» **Extrait à lire**

1852. La Bible de Victor Hugo
Dans son poème des Contemplations intitulé « Aux Feuillantines », Victor Hugo relate la découverte émerveillée de la Bible par trois enfants : « … Sur le haut d‘une armoire un livre inaccessible. /Nous grimpâmes un jour jusqu‘à ce livre noir ; /Je ne sais pas comment nous fîmes pour l‘avoir, /Mais je me souviens bien que c’était une Bible. /Ce vieux livre sentait une odeur d‘encensoir./Nous allâmes ravis dans un coin nous asseoir. /Des estampes, partout! Quel bonheur! Quel délire! /Nous l’ouvrîmes alors tout grand sur nos genoux, /Et dès le premier mot il nous parut si doux, /Qu‘oubliant de jouer, nous nous mîmes à lire./Nous lûmes tous les trois ainsi, tout le matin,/ Joseph, Ruth et Booz, le bon Samaritain ; /Et, toujours plus charmés, le soir nous le relûmes… »
Le 6 juillet 1852, réfugié à Bruxelles, Victor Hugo écrit à sa femme : « J’avais aussi des volumes très précieux, Ronsard, l’Histoire de Paris, ma Bible, etc… Je pense que tu as tout mis en sûreté. »
S’agit-il de la Bible de Lemaistre de Sacy, version catholique dite aussi « Bible de Port-Royal », dont on sait qu’elle était dans sa bibliothèque de Hauteville House, sa maison d’exil à Guernesey ? Ou bien s’agit-il de la Bible protestante de David Martin ? Cette dernière peut encore se voir aujourd’hui dans la bibliothèque de Hauteville House. Victor Hugo avouait préférer cette version à toute autre.

» **Informations fournies**
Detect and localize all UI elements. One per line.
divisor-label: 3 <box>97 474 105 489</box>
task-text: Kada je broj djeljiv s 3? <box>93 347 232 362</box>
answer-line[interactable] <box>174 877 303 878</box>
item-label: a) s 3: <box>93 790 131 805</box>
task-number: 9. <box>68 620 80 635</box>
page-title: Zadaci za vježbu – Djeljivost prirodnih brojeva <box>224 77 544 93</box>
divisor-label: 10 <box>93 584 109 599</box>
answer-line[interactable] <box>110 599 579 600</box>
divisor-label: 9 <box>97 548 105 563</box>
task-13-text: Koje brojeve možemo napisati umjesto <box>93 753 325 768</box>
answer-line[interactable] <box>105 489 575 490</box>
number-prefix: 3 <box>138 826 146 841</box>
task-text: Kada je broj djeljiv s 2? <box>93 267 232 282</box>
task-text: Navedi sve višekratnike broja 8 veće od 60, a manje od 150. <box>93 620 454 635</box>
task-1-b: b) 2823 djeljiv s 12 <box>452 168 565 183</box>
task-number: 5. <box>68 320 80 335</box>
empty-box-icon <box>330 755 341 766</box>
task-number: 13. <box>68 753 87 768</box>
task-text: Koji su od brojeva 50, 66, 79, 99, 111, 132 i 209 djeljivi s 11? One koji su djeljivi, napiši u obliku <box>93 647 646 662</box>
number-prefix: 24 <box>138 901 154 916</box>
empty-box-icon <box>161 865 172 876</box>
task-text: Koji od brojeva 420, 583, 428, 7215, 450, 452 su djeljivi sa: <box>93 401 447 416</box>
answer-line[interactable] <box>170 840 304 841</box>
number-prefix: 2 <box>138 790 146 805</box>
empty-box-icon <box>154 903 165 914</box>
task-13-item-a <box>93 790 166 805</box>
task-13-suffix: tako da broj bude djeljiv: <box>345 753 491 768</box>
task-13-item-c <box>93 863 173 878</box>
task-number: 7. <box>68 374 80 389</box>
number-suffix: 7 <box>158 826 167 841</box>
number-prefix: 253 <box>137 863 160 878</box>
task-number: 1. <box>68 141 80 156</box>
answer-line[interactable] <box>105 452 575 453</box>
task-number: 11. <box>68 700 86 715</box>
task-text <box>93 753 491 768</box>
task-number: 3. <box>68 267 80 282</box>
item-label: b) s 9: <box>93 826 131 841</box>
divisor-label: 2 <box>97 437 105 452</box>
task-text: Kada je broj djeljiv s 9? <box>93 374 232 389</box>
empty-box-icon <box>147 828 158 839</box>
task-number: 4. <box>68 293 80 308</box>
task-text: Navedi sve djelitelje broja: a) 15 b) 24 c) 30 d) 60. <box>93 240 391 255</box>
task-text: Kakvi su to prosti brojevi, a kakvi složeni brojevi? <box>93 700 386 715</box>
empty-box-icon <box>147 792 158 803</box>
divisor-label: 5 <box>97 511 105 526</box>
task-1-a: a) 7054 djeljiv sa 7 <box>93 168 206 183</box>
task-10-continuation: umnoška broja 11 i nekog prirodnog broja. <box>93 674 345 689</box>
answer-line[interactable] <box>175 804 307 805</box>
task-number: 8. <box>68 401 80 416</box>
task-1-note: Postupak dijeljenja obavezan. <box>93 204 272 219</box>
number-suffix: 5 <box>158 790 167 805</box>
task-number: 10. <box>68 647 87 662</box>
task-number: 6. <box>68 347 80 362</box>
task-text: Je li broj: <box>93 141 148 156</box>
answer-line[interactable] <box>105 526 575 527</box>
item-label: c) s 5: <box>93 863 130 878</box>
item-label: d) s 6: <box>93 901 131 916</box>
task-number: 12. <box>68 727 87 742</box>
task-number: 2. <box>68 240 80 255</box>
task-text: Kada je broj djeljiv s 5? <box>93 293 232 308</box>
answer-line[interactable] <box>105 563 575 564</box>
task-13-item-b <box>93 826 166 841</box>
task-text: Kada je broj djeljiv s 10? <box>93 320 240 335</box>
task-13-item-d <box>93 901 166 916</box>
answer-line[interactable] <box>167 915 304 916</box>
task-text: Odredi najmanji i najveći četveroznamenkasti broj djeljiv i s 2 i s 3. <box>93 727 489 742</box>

» **Activité 1**
Indiquez si chacune des affirmations suivantes concorde avec l'extrait sur la Bible de Victor Hugo. Répondez par oui ou par non et citez à l'identique les mots de l'extrait qui tranchent. (a) Victor Hugo a écrit à sa femme le 6 juillet 1852, alors qu'il était réfugié à Bruxelles. (b) La Bible protestante de David Martin n'est plus visible aujourd'hui à Hauteville House. (c) Dans le poème, les trois enfants lisent la Bible pendant toute la matinée.
» **Activité 2**
Recopiez l'extrait sur la Bible de Victor Hugo en commençant par « S’agit-il de la Bible de » et en poursuivant jusqu'à « à toute autre. ».

» **Résultat 1**
(a) Oui : « Le 6 juillet 1852, réfugié à Bruxelles, Victor Hugo écrit à sa femme ».
(b) Non : « Cette dernière peut encore se voir aujourd’hui dans la bibliothèque de Hauteville House. »
(c) Oui : « Nous lûmes tous les trois ainsi, tout le matin ».

» **Résultat 2**
S’agit-il de la Bible de Lemaistre de Sacy, version catholique dite aussi « Bible de Port-Royal », dont on sait qu’elle était dans sa bibliothèque de Hauteville House, sa maison d’exil à Guernesey ? Ou bien s’agit-il de la Bible protestante de David Martin ? Cette dernière peut encore se voir aujourd’hui dans la bibliothèque de Hauteville House. Victor Hugo avouait préférer cette version à toute autre.